Copy each line that has the string "quality" somewhere in it.

^^^^

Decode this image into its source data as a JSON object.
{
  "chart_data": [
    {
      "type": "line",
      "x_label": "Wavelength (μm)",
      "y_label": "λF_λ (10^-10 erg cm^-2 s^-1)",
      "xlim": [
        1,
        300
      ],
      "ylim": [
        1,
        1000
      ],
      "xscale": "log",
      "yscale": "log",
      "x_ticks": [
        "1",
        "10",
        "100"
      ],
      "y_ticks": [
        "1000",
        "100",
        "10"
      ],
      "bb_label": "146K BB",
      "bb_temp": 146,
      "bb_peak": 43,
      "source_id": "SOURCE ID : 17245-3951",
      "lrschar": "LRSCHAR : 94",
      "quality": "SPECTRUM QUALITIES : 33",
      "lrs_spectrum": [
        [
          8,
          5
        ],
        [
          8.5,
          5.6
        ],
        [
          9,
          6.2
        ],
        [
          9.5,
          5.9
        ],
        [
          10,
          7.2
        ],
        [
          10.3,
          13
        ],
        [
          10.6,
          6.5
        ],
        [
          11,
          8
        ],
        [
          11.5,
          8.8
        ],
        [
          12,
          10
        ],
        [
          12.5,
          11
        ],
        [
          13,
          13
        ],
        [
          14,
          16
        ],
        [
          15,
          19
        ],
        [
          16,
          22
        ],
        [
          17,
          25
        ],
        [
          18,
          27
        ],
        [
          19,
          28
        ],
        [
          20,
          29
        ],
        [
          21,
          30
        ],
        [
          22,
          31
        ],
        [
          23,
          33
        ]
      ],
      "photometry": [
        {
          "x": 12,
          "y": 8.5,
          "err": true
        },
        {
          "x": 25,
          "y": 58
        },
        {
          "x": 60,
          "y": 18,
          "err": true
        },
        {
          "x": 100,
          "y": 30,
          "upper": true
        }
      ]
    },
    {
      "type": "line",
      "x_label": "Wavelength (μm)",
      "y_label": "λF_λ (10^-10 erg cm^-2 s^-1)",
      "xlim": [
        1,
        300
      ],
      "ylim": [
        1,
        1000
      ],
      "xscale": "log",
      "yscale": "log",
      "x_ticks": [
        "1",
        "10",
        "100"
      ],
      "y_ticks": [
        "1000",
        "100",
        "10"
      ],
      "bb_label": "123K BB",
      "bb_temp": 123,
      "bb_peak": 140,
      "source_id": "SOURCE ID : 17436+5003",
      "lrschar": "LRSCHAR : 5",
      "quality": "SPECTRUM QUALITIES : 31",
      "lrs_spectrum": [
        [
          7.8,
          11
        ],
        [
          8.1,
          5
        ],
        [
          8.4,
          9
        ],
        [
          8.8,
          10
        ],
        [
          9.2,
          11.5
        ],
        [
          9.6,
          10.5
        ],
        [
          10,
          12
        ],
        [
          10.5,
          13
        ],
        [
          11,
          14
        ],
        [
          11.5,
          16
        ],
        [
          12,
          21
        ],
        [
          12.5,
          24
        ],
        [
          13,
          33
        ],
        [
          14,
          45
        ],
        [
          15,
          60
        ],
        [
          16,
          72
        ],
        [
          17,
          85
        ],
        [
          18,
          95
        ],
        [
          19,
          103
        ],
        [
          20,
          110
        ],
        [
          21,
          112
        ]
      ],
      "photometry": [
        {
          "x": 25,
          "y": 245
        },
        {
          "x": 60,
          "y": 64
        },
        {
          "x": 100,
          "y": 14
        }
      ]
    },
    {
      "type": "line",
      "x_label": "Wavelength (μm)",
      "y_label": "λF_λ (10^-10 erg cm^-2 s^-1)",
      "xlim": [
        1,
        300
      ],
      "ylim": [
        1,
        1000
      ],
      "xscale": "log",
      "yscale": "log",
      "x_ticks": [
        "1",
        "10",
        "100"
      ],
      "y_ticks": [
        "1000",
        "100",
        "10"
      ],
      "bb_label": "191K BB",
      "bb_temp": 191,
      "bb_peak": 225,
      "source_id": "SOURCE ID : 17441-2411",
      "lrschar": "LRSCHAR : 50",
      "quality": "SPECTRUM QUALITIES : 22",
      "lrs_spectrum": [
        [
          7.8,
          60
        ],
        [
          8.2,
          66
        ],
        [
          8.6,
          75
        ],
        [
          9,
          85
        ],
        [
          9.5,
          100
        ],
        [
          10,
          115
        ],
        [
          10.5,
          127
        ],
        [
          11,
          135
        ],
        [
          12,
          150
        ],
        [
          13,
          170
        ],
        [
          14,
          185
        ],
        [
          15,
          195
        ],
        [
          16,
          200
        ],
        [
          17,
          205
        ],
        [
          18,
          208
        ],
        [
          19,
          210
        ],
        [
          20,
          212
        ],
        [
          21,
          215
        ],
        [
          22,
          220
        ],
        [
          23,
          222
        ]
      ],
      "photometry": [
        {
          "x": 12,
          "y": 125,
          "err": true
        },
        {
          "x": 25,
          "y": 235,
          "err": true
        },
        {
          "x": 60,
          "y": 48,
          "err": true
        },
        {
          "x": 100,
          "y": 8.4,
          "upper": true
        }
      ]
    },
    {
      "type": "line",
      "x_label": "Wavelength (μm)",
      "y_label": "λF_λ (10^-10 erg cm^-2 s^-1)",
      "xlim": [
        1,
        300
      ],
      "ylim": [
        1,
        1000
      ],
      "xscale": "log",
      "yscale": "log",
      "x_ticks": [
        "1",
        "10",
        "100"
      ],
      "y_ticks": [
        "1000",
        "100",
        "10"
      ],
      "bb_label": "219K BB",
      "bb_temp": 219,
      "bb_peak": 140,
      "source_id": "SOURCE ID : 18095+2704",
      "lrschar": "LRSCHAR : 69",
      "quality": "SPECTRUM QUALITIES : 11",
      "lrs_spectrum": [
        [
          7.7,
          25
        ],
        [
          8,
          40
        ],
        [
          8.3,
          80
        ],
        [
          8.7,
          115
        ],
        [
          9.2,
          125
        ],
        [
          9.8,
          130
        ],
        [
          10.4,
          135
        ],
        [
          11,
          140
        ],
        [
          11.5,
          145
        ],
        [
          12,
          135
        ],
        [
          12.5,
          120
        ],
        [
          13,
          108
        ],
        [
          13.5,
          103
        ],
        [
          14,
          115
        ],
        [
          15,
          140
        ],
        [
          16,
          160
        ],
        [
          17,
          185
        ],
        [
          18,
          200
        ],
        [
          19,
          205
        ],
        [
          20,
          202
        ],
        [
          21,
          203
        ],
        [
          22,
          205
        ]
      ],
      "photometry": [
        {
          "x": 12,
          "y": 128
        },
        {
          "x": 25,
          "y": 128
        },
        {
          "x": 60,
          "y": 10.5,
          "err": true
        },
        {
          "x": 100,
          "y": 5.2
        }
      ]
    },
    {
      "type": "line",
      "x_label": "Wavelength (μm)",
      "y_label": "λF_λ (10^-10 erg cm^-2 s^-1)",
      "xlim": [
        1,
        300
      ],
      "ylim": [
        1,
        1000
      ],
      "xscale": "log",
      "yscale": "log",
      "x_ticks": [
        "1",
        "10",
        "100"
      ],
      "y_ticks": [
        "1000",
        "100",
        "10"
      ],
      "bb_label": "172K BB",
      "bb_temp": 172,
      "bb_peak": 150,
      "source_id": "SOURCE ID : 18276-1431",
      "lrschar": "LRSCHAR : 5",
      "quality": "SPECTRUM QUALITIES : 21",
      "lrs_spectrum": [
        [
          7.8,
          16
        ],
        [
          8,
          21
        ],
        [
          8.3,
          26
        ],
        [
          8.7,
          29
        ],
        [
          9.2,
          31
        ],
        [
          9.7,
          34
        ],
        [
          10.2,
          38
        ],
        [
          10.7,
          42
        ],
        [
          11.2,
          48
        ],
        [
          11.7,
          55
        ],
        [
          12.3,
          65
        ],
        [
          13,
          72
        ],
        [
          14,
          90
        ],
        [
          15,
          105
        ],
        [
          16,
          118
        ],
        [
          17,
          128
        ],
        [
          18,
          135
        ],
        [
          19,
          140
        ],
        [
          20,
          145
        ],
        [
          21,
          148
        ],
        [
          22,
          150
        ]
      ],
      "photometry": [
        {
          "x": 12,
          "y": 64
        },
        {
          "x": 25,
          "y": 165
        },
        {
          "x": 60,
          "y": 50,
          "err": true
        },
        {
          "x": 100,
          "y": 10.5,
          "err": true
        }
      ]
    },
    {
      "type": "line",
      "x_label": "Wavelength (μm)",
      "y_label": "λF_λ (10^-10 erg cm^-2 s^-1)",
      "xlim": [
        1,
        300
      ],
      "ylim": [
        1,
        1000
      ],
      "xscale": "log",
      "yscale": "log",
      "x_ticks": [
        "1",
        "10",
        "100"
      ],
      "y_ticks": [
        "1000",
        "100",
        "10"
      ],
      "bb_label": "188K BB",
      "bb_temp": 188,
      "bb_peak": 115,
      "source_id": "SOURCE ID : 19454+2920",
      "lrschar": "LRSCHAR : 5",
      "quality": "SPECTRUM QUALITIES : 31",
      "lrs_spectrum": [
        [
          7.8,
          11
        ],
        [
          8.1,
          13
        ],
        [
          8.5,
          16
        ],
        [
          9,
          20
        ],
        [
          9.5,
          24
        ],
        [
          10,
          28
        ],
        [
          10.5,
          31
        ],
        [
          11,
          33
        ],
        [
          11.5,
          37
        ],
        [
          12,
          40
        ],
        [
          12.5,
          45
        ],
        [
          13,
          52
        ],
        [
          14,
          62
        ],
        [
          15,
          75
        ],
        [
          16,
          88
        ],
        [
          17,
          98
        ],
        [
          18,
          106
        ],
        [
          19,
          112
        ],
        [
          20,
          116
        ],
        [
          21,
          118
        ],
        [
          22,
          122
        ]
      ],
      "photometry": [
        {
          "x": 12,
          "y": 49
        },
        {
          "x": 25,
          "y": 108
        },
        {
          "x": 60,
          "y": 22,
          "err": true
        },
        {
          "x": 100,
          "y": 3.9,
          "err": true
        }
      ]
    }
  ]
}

^^^^

_Expected answer_:
      "quality": "SPECTRUM QUALITIES : 33",
      "quality": "SPECTRUM QUALITIES : 31",
      "quality": "SPECTRUM QUALITIES : 22",
      "quality": "SPECTRUM QUALITIES : 11",
      "quality": "SPECTRUM QUALITIES : 21",
      "quality": "SPECTRUM QUALITIES : 31",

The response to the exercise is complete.